--- DATA FOR PROCESSING ---

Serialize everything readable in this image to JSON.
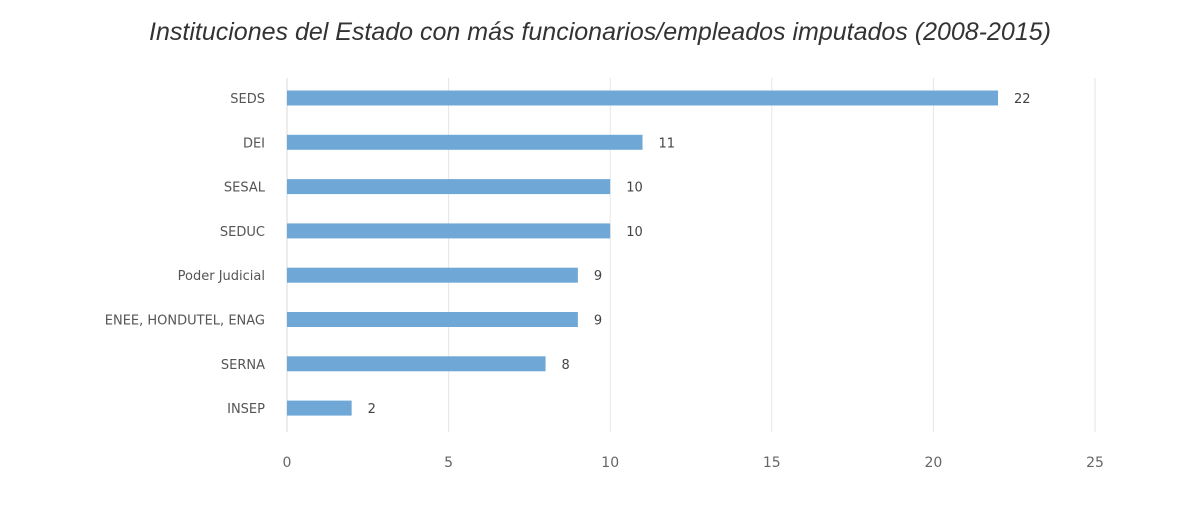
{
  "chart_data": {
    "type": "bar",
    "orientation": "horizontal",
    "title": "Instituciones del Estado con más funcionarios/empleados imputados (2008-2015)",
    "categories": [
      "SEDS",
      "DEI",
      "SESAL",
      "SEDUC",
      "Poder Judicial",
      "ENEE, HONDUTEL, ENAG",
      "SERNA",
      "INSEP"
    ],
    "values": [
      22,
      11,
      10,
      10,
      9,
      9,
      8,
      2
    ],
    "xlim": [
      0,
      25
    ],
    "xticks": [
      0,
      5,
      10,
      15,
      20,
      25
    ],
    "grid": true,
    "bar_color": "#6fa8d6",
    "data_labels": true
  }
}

---
--- DATA FOR PROCESSING ---

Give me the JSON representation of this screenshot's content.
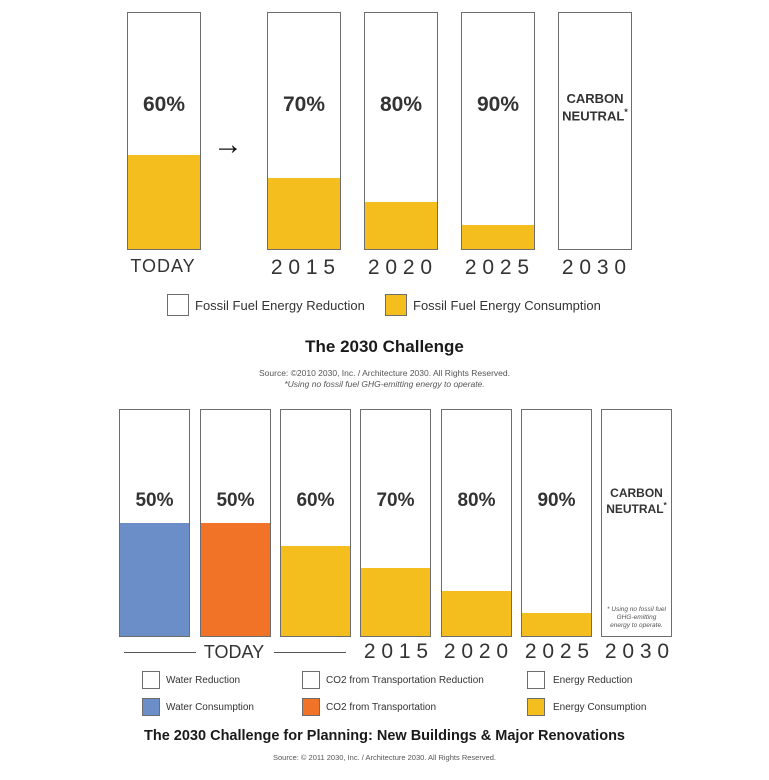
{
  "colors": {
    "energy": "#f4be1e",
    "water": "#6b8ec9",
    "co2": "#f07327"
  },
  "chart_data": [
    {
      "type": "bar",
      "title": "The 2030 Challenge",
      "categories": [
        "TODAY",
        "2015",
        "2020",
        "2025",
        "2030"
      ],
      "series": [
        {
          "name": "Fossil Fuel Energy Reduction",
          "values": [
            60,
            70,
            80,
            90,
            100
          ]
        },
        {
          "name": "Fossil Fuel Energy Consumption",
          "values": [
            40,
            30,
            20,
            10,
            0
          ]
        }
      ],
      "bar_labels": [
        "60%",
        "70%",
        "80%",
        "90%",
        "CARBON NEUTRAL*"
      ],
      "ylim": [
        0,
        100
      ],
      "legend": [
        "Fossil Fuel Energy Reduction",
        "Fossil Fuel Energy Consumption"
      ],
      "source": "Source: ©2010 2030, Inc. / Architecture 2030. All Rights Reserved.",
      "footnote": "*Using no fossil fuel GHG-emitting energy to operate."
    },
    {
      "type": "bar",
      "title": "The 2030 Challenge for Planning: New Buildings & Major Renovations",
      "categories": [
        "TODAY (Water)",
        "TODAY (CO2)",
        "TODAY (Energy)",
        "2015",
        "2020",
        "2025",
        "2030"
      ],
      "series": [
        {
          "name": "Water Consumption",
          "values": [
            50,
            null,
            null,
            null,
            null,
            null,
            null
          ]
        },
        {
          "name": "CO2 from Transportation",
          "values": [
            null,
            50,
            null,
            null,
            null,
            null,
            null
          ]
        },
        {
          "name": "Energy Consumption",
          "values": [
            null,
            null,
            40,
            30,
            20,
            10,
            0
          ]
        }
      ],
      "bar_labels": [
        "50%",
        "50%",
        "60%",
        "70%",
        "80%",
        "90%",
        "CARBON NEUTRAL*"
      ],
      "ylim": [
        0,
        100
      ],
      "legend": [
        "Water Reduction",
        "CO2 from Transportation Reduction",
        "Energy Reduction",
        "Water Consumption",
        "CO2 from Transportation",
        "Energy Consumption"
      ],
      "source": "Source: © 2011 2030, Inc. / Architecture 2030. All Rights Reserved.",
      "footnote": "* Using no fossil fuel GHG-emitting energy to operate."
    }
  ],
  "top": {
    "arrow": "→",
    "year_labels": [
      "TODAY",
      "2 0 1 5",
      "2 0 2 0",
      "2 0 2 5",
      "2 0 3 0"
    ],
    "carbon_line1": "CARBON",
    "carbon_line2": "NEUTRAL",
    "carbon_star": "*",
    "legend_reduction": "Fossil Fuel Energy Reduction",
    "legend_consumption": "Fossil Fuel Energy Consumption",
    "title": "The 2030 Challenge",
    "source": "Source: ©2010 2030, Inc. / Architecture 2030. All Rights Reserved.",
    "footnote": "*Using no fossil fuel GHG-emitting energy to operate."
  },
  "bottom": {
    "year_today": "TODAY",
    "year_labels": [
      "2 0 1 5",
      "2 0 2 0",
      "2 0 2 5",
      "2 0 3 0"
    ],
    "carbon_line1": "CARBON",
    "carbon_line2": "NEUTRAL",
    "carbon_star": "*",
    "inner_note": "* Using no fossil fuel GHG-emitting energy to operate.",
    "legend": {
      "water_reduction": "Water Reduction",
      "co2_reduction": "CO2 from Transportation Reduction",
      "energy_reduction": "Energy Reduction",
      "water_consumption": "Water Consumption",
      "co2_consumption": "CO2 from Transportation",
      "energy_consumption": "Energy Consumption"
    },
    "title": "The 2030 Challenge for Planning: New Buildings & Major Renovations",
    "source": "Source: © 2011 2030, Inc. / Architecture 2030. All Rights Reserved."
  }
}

---
--- DATA FOR PROCESSING ---

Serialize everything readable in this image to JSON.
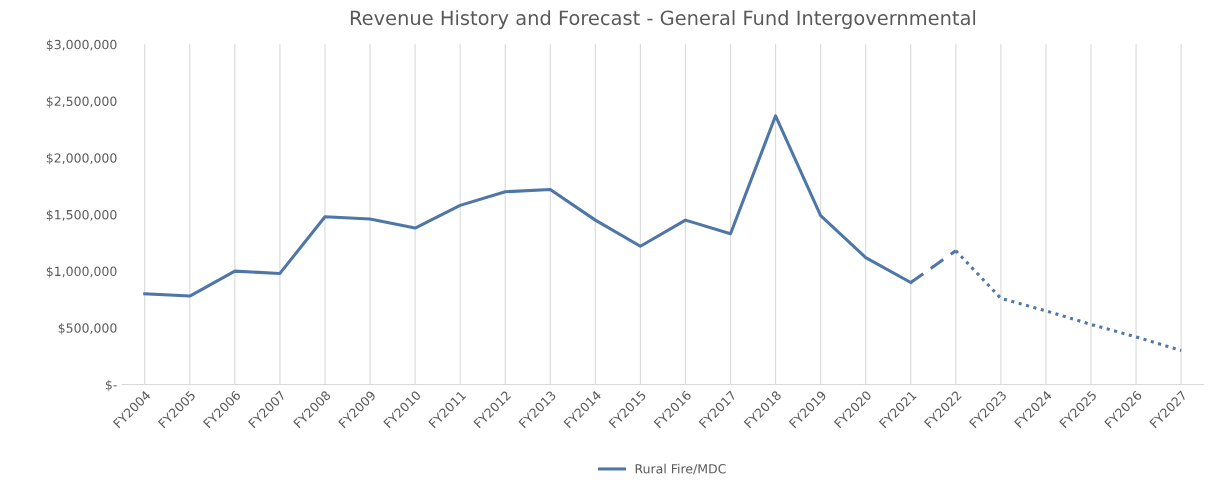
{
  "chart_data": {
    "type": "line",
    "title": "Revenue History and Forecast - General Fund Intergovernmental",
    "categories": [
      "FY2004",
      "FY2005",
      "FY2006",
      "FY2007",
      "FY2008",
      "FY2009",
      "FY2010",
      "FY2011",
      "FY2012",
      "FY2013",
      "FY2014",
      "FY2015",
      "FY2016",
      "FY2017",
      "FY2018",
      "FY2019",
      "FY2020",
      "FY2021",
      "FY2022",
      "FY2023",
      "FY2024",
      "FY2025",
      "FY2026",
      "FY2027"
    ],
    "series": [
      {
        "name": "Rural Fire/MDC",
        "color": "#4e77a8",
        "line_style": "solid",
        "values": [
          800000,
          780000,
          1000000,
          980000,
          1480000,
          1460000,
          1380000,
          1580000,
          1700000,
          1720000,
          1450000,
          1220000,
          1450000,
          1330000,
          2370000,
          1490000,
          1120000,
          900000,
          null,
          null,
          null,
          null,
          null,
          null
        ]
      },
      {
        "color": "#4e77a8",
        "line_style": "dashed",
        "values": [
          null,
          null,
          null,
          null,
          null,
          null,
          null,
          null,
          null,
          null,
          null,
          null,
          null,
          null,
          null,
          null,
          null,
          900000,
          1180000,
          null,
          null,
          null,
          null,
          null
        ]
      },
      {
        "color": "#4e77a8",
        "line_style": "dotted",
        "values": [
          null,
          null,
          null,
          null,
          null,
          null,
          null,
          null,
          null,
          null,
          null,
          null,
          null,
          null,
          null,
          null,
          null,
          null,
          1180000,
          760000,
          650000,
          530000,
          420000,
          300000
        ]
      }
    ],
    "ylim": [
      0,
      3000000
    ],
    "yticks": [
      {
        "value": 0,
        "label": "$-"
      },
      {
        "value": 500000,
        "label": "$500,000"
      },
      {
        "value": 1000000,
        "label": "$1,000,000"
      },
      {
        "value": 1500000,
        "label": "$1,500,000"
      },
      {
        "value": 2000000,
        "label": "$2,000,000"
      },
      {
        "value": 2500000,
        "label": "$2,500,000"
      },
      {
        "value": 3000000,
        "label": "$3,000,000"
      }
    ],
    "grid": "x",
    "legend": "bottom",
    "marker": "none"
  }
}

---

_EXERCISE_
Return all lines with the word "Major" in them.

_ANSWER_
      "title": "The 2030 Challenge for Planning: New Buildings & Major Renovations",
    "title": "The 2030 Challenge for Planning: New Buildings & Major Renovations",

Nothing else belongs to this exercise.